• Exercise goal:
Give the data again exactly as written, skipping any pictures.

• Given records:

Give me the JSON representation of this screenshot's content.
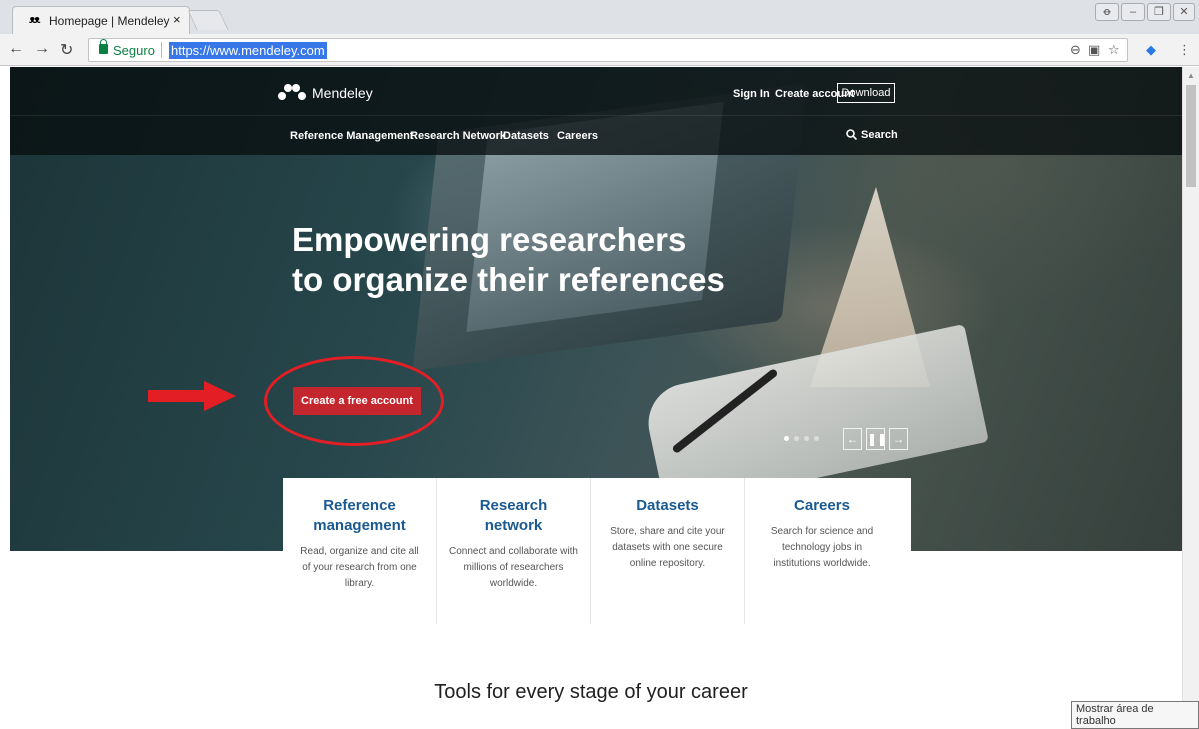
{
  "browser": {
    "tab_title": "Homepage | Mendeley",
    "tab_close": "×",
    "secure_label": "Seguro",
    "url": "https://www.mendeley.com"
  },
  "nav": {
    "logo_text": "Mendeley",
    "sign_in": "Sign In",
    "create_account": "Create account",
    "download": "Download",
    "links": [
      "Reference Management",
      "Research Network",
      "Datasets",
      "Careers"
    ],
    "search": "Search"
  },
  "hero": {
    "headline_line1": "Empowering researchers",
    "headline_line2": "to organize their references",
    "cta": "Create a free account",
    "slide_count": 4,
    "active_slide": 1
  },
  "cards": [
    {
      "title": "Reference management",
      "desc": "Read, organize and cite all of your research from one library."
    },
    {
      "title": "Research network",
      "desc": "Connect and collaborate with millions of researchers worldwide."
    },
    {
      "title": "Datasets",
      "desc": "Store, share and cite your datasets with one secure online repository."
    },
    {
      "title": "Careers",
      "desc": "Search for science and technology jobs in institutions worldwide."
    }
  ],
  "tools_title": "Tools for every stage of your career",
  "taskbar_tooltip": "Mostrar área de trabalho",
  "colors": {
    "cta_red": "#c4262e",
    "annotation_red": "#e41e25",
    "card_title_blue": "#1b5a91"
  }
}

• Correct answer:
Give me the JSON representation of this screenshot's content.
{
  "browser": {
    "tab_title": "Homepage | Mendeley",
    "tab_close": "×",
    "secure_label": "Seguro",
    "url": "https://www.mendeley.com"
  },
  "nav": {
    "logo_text": "Mendeley",
    "sign_in": "Sign In",
    "create_account": "Create account",
    "download": "Download",
    "links": [
      "Reference Management",
      "Research Network",
      "Datasets",
      "Careers"
    ],
    "search": "Search"
  },
  "hero": {
    "headline_line1": "Empowering researchers",
    "headline_line2": "to organize their references",
    "cta": "Create a free account",
    "slide_count": 4,
    "active_slide": 1
  },
  "cards": [
    {
      "title": "Reference management",
      "desc": "Read, organize and cite all of your research from one library."
    },
    {
      "title": "Research network",
      "desc": "Connect and collaborate with millions of researchers worldwide."
    },
    {
      "title": "Datasets",
      "desc": "Store, share and cite your datasets with one secure online repository."
    },
    {
      "title": "Careers",
      "desc": "Search for science and technology jobs in institutions worldwide."
    }
  ],
  "tools_title": "Tools for every stage of your career",
  "taskbar_tooltip": "Mostrar área de trabalho",
  "colors": {
    "cta_red": "#c4262e",
    "annotation_red": "#e41e25",
    "card_title_blue": "#1b5a91"
  }
}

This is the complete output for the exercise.